WRITTEN PROBLEM: Leave out any picture and return the remaining listing below exactly as given.

DATA ENTRIES:

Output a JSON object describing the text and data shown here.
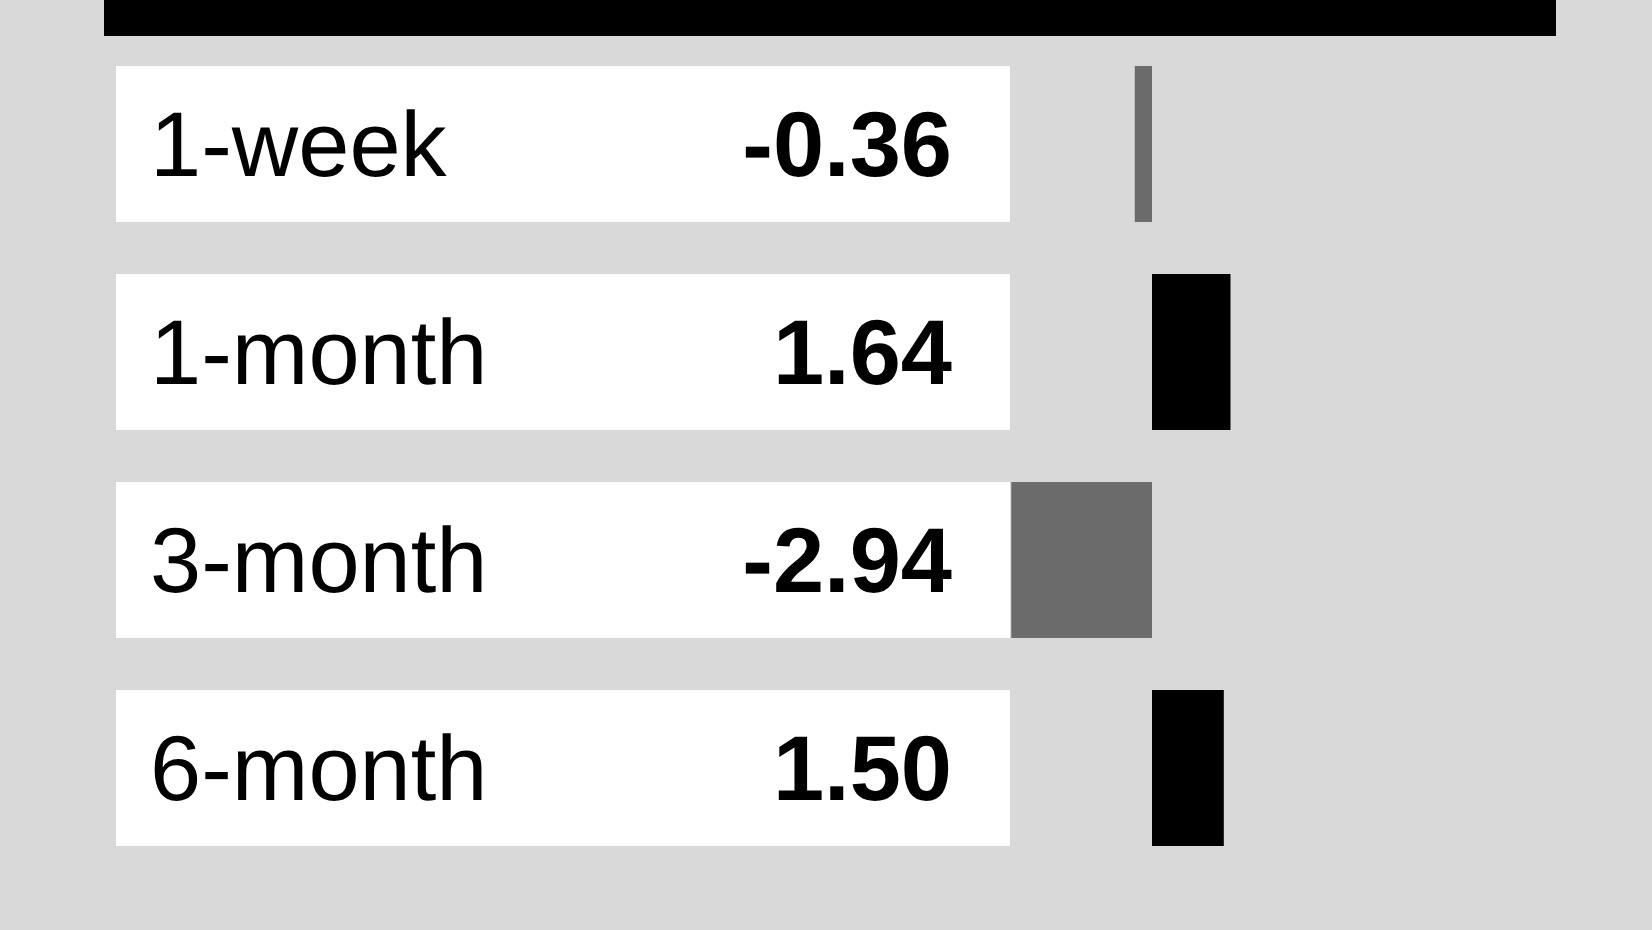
{
  "chart_data": {
    "type": "bar",
    "orientation": "horizontal",
    "categories": [
      "1-week",
      "1-month",
      "3-month",
      "6-month"
    ],
    "values": [
      -0.36,
      1.64,
      -2.94,
      1.5
    ],
    "colors": [
      "#6b6b6b",
      "#000000",
      "#6b6b6b",
      "#000000"
    ],
    "value_labels": [
      "-0.36",
      "1.64",
      "-2.94",
      "1.50"
    ]
  }
}
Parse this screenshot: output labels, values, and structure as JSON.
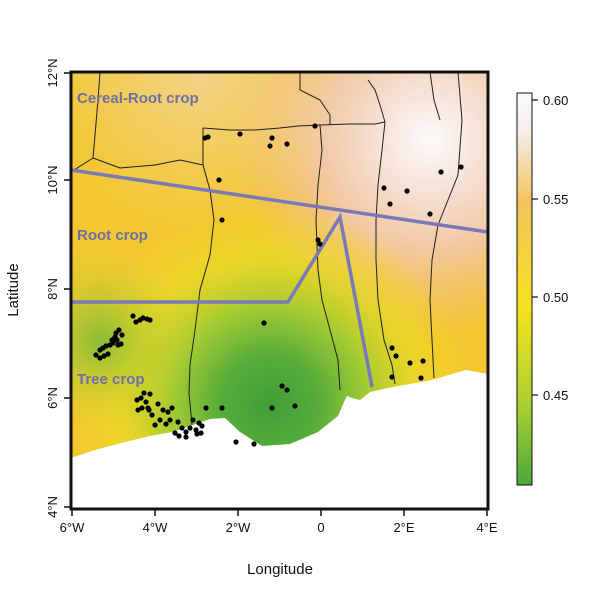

WORKED SOLUTION:
Output a JSON object describing the text and data shown here.
{
  "chart_data": {
    "type": "bar",
    "orientation": "horizontal",
    "categories": [
      "1-week",
      "1-month",
      "3-month",
      "6-month"
    ],
    "values": [
      -0.36,
      1.64,
      -2.94,
      1.5
    ],
    "colors": [
      "#6b6b6b",
      "#000000",
      "#6b6b6b",
      "#000000"
    ],
    "value_labels": [
      "-0.36",
      "1.64",
      "-2.94",
      "1.50"
    ]
  }
}
Parse this screenshot: output labels, values, and structure as JSON.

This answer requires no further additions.